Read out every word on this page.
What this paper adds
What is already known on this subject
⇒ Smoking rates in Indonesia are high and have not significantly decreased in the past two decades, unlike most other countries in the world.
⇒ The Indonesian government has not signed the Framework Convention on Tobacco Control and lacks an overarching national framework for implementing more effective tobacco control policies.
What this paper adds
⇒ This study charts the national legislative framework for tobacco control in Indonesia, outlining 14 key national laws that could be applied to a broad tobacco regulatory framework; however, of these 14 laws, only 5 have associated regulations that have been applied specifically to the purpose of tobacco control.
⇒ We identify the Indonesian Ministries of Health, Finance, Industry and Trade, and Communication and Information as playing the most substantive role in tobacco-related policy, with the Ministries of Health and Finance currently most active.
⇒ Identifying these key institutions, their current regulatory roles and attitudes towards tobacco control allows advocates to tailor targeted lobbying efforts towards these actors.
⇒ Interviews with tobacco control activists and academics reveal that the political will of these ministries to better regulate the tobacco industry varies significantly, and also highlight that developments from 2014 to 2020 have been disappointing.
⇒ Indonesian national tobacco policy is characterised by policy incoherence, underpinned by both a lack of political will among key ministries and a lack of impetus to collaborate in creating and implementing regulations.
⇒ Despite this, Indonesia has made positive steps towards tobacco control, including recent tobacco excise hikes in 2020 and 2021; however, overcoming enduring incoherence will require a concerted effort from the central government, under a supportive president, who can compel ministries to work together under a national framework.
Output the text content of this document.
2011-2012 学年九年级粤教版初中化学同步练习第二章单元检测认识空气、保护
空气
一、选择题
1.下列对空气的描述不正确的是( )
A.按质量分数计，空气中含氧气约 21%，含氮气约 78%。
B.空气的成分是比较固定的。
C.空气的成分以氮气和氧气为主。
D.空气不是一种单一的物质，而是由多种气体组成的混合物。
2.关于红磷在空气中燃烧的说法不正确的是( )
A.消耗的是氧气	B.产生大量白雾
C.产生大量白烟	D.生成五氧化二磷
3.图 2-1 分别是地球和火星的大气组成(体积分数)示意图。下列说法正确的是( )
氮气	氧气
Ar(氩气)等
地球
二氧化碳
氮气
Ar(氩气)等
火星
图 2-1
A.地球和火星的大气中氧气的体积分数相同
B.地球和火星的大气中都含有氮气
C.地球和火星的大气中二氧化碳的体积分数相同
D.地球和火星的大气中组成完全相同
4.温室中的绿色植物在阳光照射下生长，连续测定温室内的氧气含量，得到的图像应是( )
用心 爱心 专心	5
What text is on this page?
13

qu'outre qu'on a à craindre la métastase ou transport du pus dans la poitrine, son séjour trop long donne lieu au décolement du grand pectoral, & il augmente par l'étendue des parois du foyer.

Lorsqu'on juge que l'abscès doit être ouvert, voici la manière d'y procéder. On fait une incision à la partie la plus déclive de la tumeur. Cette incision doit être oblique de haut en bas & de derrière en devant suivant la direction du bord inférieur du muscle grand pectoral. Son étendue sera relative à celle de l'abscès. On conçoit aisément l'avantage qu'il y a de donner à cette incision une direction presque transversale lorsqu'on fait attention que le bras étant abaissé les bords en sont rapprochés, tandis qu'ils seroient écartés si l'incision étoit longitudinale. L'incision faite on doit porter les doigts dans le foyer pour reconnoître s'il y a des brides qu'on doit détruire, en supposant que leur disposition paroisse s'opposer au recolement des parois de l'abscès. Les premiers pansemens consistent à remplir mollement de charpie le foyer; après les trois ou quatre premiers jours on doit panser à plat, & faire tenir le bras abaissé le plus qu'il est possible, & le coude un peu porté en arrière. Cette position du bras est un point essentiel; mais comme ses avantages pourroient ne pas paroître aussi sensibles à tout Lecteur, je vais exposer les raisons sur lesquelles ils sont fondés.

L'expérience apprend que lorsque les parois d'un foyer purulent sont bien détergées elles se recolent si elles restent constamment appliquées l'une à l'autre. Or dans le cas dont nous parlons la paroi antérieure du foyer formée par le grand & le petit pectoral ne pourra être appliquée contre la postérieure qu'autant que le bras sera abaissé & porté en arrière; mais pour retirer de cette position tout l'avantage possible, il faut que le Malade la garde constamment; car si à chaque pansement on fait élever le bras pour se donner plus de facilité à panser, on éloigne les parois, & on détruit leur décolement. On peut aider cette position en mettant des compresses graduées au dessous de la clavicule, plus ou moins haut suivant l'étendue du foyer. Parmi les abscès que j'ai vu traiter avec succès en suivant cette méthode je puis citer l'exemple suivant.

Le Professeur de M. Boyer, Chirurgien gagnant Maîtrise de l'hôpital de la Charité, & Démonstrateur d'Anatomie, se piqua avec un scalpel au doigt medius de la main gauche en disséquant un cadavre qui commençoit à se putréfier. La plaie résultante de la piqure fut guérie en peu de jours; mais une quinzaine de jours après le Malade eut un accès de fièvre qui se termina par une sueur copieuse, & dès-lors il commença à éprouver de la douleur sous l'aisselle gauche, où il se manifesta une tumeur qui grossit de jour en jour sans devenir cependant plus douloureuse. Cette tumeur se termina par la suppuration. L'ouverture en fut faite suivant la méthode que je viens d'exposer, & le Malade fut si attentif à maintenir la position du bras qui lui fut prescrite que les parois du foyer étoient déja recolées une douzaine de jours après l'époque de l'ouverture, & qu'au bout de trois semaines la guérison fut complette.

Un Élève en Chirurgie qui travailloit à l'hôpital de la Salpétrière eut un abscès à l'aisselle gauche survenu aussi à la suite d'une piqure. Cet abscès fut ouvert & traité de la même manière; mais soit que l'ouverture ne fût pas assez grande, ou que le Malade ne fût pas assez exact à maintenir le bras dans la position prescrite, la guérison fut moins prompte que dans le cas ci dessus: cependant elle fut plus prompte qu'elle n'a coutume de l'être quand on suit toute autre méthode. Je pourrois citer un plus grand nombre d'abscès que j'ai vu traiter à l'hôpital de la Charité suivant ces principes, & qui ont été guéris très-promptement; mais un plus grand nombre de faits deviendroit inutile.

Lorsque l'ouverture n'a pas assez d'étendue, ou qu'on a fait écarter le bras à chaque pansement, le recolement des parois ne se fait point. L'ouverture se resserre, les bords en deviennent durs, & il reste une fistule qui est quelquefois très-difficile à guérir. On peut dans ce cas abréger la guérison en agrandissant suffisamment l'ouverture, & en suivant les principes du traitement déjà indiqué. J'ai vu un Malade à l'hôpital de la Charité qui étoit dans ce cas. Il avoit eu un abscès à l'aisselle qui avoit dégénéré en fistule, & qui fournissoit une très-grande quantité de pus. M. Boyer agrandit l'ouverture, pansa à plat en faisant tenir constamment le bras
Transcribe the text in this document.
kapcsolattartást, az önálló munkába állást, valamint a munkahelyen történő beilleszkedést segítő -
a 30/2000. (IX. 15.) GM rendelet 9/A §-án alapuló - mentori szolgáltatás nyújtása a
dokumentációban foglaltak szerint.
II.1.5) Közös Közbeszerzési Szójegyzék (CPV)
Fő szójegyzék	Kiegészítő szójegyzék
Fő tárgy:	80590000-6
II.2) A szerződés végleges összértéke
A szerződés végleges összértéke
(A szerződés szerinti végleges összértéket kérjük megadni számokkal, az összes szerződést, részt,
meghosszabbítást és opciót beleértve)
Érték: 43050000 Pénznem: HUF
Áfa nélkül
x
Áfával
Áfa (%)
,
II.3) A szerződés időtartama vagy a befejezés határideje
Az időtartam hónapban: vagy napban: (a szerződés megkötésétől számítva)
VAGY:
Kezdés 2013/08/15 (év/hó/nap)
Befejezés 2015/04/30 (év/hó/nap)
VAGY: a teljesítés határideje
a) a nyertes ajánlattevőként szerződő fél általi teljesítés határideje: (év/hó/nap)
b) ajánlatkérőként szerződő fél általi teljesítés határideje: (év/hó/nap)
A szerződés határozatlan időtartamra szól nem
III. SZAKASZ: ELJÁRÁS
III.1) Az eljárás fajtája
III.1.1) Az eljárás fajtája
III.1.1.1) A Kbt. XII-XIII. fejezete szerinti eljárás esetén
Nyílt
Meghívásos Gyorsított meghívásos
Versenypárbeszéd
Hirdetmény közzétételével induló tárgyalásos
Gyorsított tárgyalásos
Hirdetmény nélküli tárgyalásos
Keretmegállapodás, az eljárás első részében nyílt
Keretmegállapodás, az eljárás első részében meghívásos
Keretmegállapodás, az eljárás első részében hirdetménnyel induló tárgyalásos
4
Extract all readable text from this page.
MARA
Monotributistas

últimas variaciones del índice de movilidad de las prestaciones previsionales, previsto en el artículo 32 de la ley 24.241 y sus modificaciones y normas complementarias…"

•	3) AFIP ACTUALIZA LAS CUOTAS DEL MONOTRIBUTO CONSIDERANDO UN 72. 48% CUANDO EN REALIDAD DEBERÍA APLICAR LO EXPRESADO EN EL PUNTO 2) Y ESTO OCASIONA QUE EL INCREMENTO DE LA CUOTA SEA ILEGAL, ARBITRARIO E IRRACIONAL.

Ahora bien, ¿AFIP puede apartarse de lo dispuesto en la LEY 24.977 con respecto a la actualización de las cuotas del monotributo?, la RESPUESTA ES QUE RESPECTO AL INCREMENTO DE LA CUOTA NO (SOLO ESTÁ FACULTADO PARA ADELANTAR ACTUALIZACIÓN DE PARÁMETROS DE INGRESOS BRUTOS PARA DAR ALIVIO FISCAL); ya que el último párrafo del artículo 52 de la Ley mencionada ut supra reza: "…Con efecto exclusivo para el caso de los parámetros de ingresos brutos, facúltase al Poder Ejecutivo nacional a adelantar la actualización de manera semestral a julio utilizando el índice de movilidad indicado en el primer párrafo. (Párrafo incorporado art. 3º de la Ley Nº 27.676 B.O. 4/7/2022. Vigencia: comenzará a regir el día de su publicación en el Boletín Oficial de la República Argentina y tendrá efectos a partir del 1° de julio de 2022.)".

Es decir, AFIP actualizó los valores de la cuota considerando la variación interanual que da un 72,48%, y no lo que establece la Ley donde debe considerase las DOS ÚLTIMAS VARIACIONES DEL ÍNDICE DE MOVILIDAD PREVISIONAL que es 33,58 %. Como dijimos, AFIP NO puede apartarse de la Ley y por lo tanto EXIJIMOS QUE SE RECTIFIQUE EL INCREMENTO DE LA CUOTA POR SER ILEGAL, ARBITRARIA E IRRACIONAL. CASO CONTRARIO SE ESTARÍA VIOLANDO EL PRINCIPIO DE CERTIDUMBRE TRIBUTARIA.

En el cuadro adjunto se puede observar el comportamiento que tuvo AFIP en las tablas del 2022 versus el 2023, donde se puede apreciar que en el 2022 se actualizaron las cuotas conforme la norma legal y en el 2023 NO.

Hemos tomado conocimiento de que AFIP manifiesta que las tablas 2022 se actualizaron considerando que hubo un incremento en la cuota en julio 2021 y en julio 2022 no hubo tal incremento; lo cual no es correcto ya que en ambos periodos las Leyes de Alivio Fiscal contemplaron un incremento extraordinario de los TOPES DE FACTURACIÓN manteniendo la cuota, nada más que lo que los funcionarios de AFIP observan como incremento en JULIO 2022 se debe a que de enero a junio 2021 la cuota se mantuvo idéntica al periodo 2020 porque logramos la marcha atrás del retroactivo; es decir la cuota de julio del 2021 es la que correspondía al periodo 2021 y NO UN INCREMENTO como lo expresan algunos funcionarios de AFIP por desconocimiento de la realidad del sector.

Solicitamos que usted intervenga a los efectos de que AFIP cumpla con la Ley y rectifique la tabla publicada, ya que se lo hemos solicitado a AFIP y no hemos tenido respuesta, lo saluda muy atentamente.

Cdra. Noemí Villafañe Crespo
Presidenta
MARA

GIVEN PROBLEM
Look through the entries above and count each line holding "regulatory"; report the count alone.

CORRECT ANSWER
2